Search the listing for "name" and copy every line where it appears.

• **DATASET EXCERPTS**
[start]

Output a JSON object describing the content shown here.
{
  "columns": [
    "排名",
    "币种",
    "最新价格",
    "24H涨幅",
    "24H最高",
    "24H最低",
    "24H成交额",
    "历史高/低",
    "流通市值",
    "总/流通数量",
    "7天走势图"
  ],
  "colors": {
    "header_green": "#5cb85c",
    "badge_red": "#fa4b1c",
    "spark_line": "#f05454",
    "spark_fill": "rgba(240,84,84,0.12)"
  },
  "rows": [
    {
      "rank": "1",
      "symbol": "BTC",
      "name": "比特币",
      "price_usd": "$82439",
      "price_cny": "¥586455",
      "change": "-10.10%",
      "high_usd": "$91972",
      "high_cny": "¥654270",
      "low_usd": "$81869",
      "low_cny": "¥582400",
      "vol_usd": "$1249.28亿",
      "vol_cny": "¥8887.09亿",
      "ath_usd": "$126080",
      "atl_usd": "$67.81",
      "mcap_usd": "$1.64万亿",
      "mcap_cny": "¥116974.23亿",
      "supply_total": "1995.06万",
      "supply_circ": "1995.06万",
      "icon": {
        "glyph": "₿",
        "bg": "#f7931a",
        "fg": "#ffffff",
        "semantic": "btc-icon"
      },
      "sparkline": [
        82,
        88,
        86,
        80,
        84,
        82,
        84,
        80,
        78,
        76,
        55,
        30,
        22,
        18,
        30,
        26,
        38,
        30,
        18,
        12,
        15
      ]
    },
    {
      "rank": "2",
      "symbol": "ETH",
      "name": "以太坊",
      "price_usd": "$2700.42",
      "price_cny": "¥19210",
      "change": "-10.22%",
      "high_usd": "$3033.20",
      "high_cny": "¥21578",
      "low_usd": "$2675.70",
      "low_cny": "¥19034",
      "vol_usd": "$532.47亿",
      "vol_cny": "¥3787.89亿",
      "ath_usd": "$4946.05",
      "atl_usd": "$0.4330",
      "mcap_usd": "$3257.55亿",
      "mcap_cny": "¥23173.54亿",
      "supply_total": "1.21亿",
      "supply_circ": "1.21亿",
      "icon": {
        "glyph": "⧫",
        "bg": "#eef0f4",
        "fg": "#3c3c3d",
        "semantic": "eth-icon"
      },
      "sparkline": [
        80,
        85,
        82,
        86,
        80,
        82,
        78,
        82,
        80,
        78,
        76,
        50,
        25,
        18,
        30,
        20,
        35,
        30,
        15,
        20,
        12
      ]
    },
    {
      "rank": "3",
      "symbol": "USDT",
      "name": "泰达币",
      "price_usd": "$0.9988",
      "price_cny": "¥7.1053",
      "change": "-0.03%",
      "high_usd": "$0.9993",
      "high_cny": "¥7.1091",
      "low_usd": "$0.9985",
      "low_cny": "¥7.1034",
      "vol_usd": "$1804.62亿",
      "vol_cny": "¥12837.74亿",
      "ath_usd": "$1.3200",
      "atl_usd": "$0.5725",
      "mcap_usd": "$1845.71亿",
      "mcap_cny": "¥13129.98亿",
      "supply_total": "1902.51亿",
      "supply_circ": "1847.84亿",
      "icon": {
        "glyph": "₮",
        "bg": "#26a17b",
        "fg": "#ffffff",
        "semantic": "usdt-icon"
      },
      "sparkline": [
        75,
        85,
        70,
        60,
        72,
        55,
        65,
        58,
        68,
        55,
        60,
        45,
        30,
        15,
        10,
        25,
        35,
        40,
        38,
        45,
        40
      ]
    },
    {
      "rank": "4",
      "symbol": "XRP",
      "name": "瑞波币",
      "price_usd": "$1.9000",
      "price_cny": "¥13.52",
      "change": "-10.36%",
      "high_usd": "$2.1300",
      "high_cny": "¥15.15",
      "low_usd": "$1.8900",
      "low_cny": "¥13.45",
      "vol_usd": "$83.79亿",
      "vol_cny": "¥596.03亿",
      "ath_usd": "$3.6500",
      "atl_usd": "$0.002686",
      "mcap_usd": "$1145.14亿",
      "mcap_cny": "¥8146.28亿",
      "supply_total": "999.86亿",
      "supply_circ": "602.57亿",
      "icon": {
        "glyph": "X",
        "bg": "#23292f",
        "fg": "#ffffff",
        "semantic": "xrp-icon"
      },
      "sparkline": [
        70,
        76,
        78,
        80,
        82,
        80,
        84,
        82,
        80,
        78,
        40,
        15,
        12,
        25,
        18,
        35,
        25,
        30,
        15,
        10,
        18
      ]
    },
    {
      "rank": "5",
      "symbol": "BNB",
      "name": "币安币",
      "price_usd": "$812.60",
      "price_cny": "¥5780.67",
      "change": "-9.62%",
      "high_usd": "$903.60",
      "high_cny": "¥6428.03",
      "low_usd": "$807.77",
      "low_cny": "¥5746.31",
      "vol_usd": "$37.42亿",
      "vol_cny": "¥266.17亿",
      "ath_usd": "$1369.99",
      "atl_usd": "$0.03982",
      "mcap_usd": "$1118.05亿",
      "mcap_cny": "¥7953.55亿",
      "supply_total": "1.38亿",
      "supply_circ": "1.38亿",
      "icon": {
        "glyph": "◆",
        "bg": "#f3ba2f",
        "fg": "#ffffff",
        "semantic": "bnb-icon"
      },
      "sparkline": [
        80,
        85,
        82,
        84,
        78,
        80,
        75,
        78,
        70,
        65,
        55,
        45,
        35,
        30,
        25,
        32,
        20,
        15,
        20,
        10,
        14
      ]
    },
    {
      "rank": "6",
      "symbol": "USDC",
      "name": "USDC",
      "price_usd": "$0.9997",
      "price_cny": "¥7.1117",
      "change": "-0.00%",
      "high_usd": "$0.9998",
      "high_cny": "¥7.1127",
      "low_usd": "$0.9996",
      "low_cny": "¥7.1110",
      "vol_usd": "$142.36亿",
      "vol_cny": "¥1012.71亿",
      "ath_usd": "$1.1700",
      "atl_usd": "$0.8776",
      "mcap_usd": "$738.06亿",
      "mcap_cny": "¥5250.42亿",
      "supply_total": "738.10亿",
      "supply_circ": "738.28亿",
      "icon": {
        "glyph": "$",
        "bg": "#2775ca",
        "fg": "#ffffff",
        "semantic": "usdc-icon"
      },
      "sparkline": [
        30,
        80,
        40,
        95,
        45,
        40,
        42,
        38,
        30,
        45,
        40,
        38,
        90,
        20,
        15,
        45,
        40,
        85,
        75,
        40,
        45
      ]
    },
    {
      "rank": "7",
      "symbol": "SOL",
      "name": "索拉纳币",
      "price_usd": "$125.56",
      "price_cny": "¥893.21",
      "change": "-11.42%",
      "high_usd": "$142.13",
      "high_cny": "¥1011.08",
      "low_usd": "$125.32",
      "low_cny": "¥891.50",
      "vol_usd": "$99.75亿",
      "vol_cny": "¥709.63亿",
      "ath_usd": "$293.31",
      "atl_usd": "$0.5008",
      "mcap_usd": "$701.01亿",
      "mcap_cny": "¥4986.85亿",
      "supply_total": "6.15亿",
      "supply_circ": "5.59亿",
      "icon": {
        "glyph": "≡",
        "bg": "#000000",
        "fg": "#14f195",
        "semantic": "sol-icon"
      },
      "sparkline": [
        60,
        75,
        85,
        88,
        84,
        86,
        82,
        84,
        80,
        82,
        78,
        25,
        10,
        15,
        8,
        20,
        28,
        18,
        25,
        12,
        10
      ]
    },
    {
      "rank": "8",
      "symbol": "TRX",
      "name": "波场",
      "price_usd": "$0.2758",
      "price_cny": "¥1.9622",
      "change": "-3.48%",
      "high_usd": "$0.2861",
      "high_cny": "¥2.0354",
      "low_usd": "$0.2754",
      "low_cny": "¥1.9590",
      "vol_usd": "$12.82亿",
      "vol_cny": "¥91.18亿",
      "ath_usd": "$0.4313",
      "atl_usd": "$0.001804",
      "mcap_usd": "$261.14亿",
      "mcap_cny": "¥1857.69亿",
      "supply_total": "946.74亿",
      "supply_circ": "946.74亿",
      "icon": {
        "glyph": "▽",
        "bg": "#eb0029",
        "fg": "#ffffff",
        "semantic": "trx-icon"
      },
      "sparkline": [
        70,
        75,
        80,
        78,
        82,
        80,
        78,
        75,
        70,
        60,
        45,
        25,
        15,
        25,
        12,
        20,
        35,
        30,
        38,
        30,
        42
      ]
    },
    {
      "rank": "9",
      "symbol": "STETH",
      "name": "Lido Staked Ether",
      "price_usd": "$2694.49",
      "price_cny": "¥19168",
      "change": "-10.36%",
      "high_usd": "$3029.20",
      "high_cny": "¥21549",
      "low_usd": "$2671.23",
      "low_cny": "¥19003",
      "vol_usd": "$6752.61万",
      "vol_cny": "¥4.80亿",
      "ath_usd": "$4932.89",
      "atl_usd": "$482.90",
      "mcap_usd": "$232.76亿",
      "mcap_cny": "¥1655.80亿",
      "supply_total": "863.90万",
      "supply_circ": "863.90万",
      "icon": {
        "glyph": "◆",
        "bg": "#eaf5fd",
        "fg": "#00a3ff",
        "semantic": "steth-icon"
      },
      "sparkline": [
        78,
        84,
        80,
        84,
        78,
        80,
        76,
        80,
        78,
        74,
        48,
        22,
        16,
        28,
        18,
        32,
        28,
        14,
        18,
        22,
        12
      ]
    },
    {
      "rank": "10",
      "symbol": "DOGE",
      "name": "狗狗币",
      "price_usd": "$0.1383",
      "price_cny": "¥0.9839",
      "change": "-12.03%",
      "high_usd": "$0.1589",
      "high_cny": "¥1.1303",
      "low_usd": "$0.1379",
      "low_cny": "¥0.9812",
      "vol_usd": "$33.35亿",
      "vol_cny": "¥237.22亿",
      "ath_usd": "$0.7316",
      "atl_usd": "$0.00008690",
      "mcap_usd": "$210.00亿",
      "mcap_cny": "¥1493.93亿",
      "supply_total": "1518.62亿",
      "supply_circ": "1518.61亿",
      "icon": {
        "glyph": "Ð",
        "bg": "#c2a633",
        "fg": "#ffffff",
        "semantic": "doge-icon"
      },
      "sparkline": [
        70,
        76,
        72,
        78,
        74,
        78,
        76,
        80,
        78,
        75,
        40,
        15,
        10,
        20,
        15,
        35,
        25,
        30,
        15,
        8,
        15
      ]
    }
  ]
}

[end]

• **RESULT FOR THIS EXERCISE**
      "name": "比特币",
      "name": "以太坊",
      "name": "泰达币",
      "name": "瑞波币",
      "name": "币安币",
      "name": "USDC",
      "name": "索拉纳币",
      "name": "波场",
      "name": "Lido Staked Ether",
      "name": "狗狗币",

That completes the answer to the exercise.